The task —
An exact copy of all the data is required, with pictures left out.

(Stored data)
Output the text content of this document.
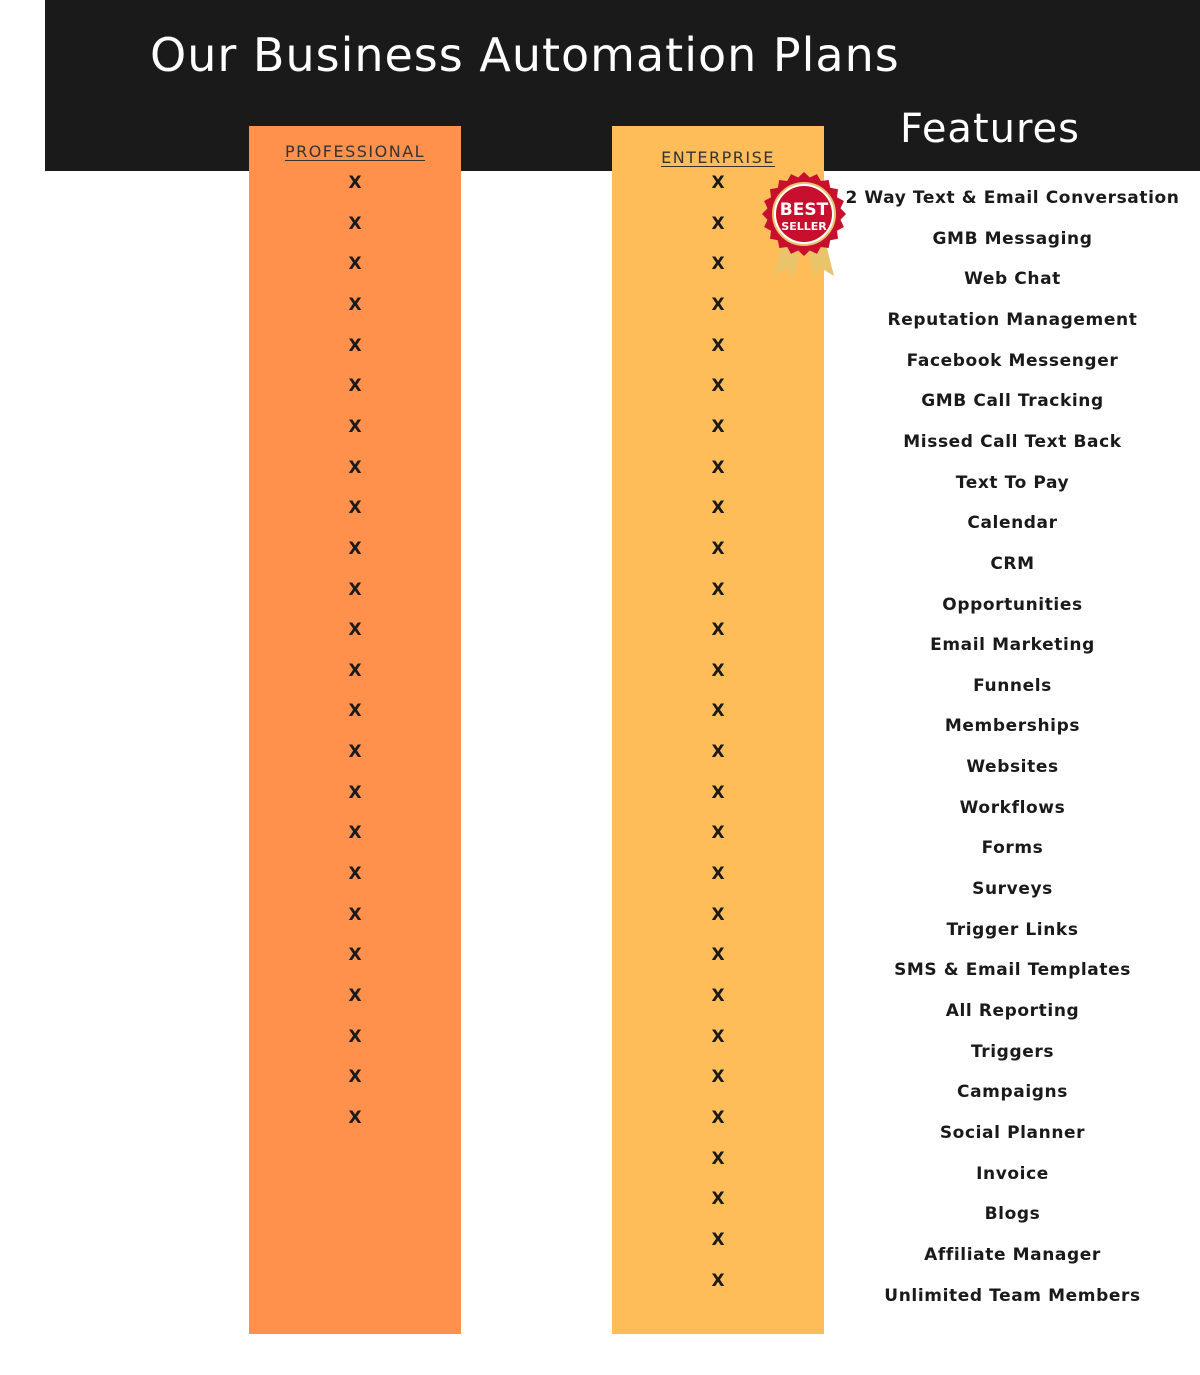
Our Business Automation Plans
PROFESSIONAL
X
X
X
X
X
X
X
X
X
X
X
X
X
X
X
X
X
X
X
X
X
X
X
X
ENTERPRISE
X
X
X
X
X
X
X
X
X
X
X
X
X
X
X
X
X
X
X
X
X
X
X
X
X
X
X
X
Features
2 Way Text & Email Conversation
GMB Messaging
Web Chat
Reputation Management
Facebook Messenger
GMB Call Tracking
Missed Call Text Back
Text To Pay
Calendar
CRM
Opportunities
Email Marketing
Funnels
Memberships
Websites
Workflows
Forms
Surveys
Trigger Links
SMS & Email Templates
All Reporting
Triggers
Campaigns
Social Planner
Invoice
Blogs
Affiliate Manager
Unlimited Team Members
BEST
SELLER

Answer for the task —
Output the text content of this document.
Our Business Automation Plans
PROFESSIONAL
X
X
X
X
X
X
X
X
X
X
X
X
X
X
X
X
X
X
X
X
X
X
X
X
ENTERPRISE
X
X
X
X
X
X
X
X
X
X
X
X
X
X
X
X
X
X
X
X
X
X
X
X
X
X
X
X
Features
2 Way Text & Email Conversation
GMB Messaging
Web Chat
Reputation Management
Facebook Messenger
GMB Call Tracking
Missed Call Text Back
Text To Pay
Calendar
CRM
Opportunities
Email Marketing
Funnels
Memberships
Websites
Workflows
Forms
Surveys
Trigger Links
SMS & Email Templates
All Reporting
Triggers
Campaigns
Social Planner
Invoice
Blogs
Affiliate Manager
Unlimited Team Members
BEST
SELLER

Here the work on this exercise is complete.